Give, as a bare number, the count of lines that contain the word "What".

— start of Material shown —

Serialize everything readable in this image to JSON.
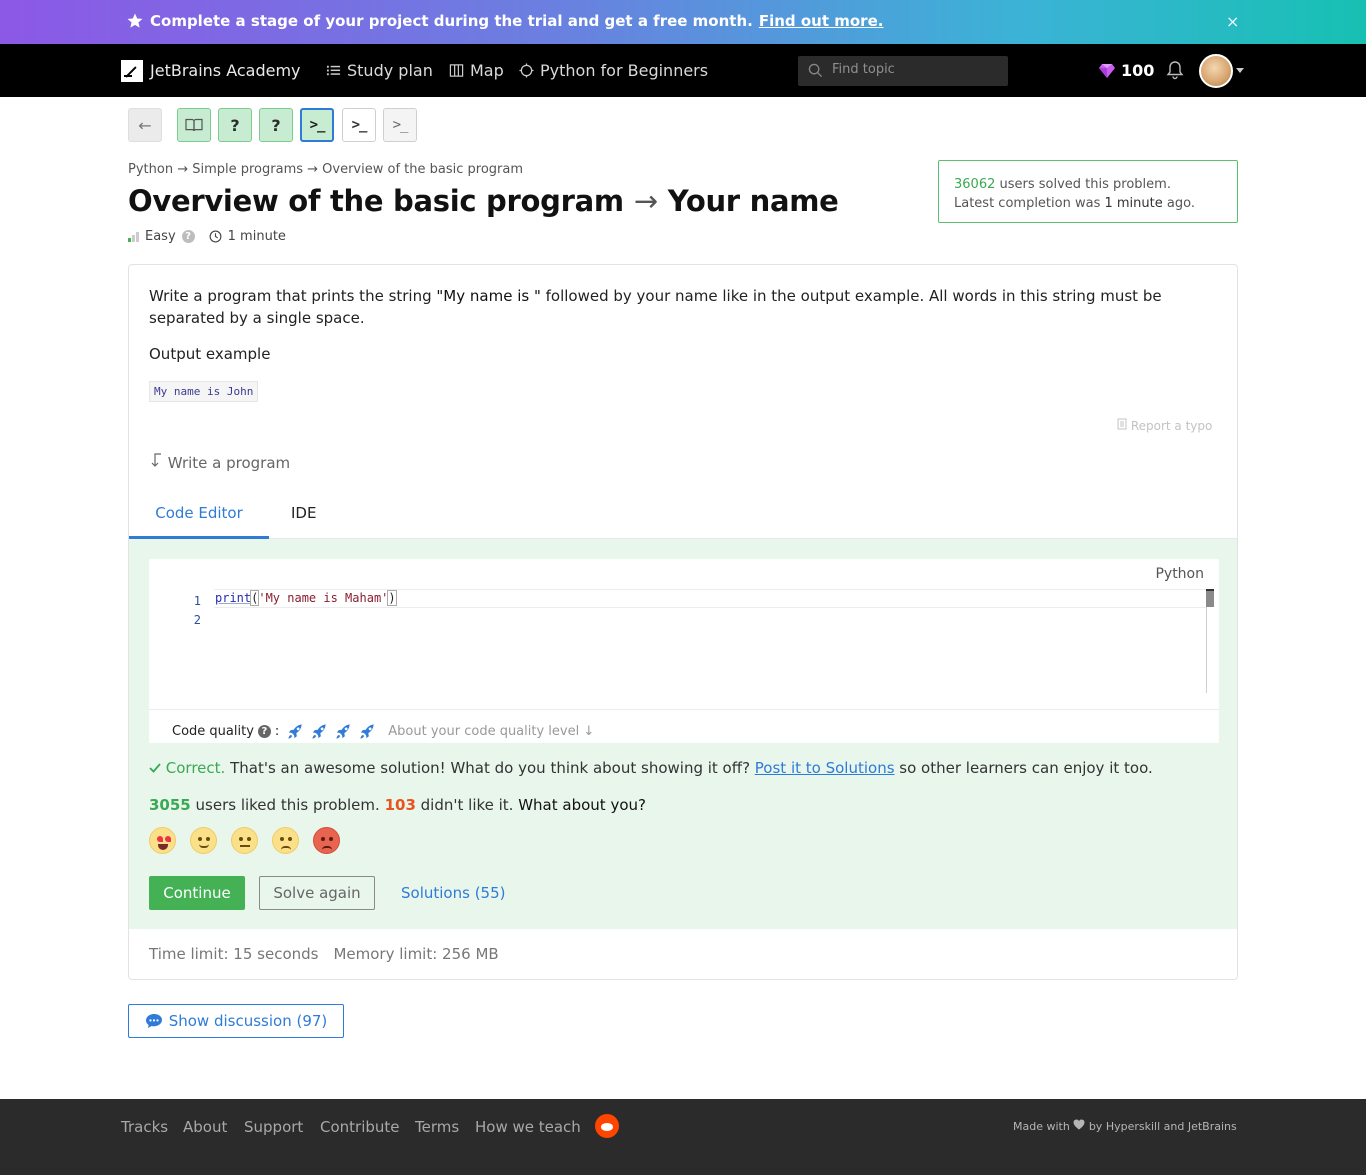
{
  "banner": {
    "text": "Complete a stage of your project during the trial and get a free month.",
    "link": "Find out more.",
    "close": "×"
  },
  "header": {
    "brand": "JetBrains Academy",
    "nav": [
      "Study plan",
      "Map",
      "Python for Beginners"
    ],
    "search_placeholder": "Find topic",
    "gems": "100"
  },
  "steps": {
    "back": "←",
    "theory_icon": "book-icon",
    "quiz1": "?",
    "quiz2": "?",
    "code": ">_"
  },
  "breadcrumb": "Python → Simple programs → Overview of the basic program",
  "title": {
    "topic": "Overview of the basic program",
    "arrow": "→",
    "problem": "Your name"
  },
  "meta": {
    "difficulty": "Easy",
    "time": "1 minute"
  },
  "stats": {
    "solved_count": "36062",
    "solved_text": "users solved this problem.",
    "latest_prefix": "Latest completion was",
    "latest_value": "1 minute",
    "latest_suffix": "ago."
  },
  "problem": {
    "desc_before": "Write a program that prints the string ",
    "desc_quote": "\"My name is \"",
    "desc_after": " followed by your name like in the output example. All words in this string must be separated by a single space.",
    "output_label": "Output example",
    "output_code": "My name is John",
    "report_typo": "Report a typo",
    "write_program": "Write a program"
  },
  "tabs": {
    "code_editor": "Code Editor",
    "ide": "IDE"
  },
  "editor": {
    "language": "Python",
    "line_numbers": [
      "1",
      "2"
    ],
    "code_kw": "print",
    "code_str": "'My name is Maham'",
    "code_quality_label": "Code quality",
    "code_quality_rating": 4,
    "code_quality_about": "About your code quality level ↓"
  },
  "result": {
    "correct": "Correct.",
    "message": " That's an awesome solution! What do you think about showing it off? ",
    "post_link": "Post it to Solutions",
    "message_end": " so other learners can enjoy it too."
  },
  "feedback": {
    "liked_count": "3055",
    "liked_text": " users liked this problem. ",
    "disliked_count": "103",
    "disliked_text": " didn't like it. ",
    "question": "What about you?"
  },
  "actions": {
    "continue": "Continue",
    "solve_again": "Solve again",
    "solutions": "Solutions (55)"
  },
  "limits": {
    "time": "Time limit: 15 seconds",
    "memory": "Memory limit: 256 MB"
  },
  "discussion": "Show discussion (97)",
  "footer": {
    "links": [
      "Tracks",
      "About",
      "Support",
      "Contribute",
      "Terms",
      "How we teach"
    ],
    "made_prefix": "Made with",
    "made_suffix": "by Hyperskill and JetBrains"
  },
  "colors": {
    "accent": "#2f7bd8",
    "success": "#45b155",
    "danger": "#e8531e"
  }
}
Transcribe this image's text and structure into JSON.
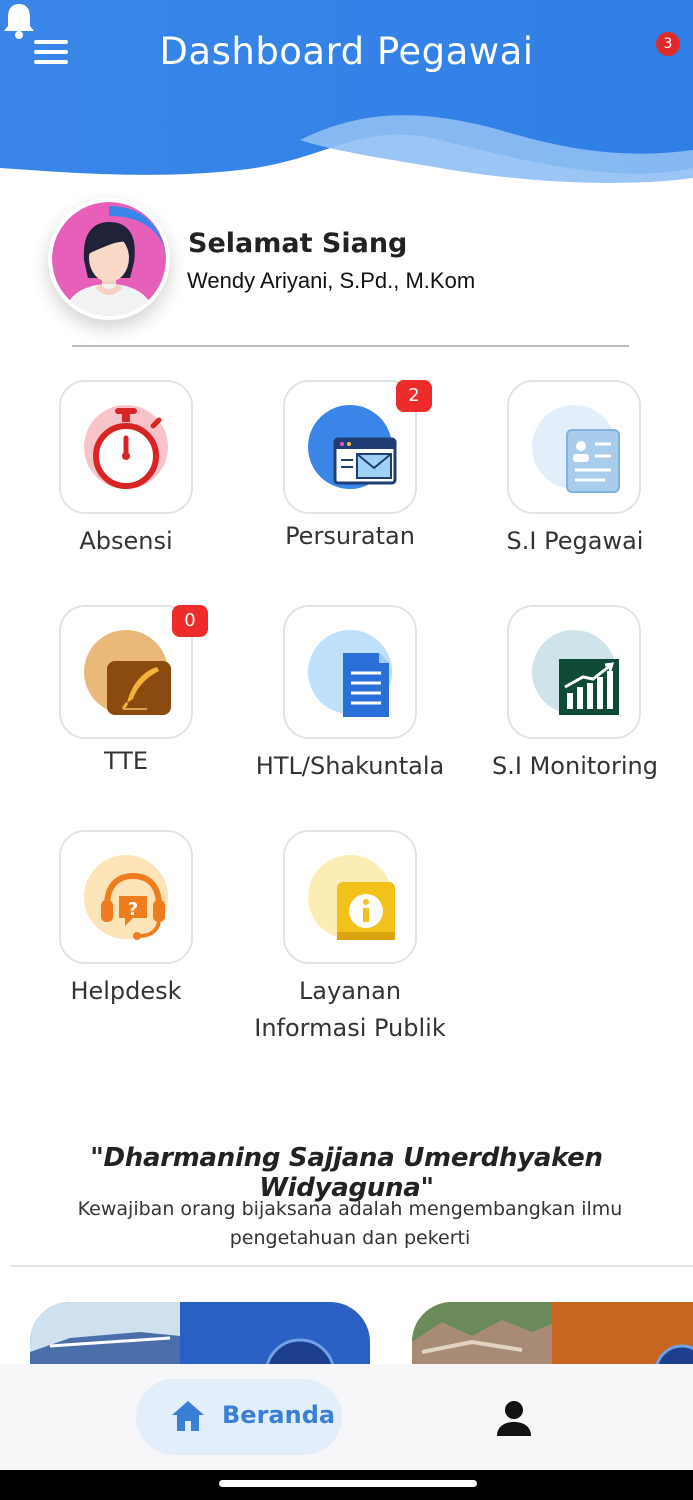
{
  "header": {
    "title": "Dashboard Pegawai",
    "notification_count": "3"
  },
  "greeting": {
    "salutation": "Selamat Siang",
    "user_name": "Wendy Ariyani, S.Pd., M.Kom"
  },
  "menu": [
    {
      "label": "Absensi",
      "icon": "stopwatch-icon"
    },
    {
      "label": "Persuratan",
      "icon": "mail-window-icon",
      "badge": "2"
    },
    {
      "label": "S.I Pegawai",
      "icon": "id-card-icon"
    },
    {
      "label": "TTE",
      "icon": "quill-pen-icon",
      "badge": "0"
    },
    {
      "label": "HTL/Shakuntala",
      "icon": "document-icon"
    },
    {
      "label": "S.I Monitoring",
      "icon": "chart-board-icon"
    },
    {
      "label": "Helpdesk",
      "icon": "headset-icon"
    },
    {
      "label": "Layanan",
      "label2": "Informasi Publik",
      "icon": "info-icon"
    }
  ],
  "quote": {
    "text": "\"Dharmaning Sajjana Umerdhyaken Widyaguna\"",
    "line1": "Kewajiban orang bijaksana adalah mengembangkan ilmu",
    "line2": "pengetahuan dan pekerti"
  },
  "bottom_nav": {
    "home_label": "Beranda",
    "home_icon": "home-icon",
    "profile_icon": "person-icon"
  },
  "colors": {
    "primary": "#3a86e8",
    "badge": "#ee2b2b",
    "nav_active_bg": "#e3eefb"
  }
}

— end of Material shown —

Expected answer:
2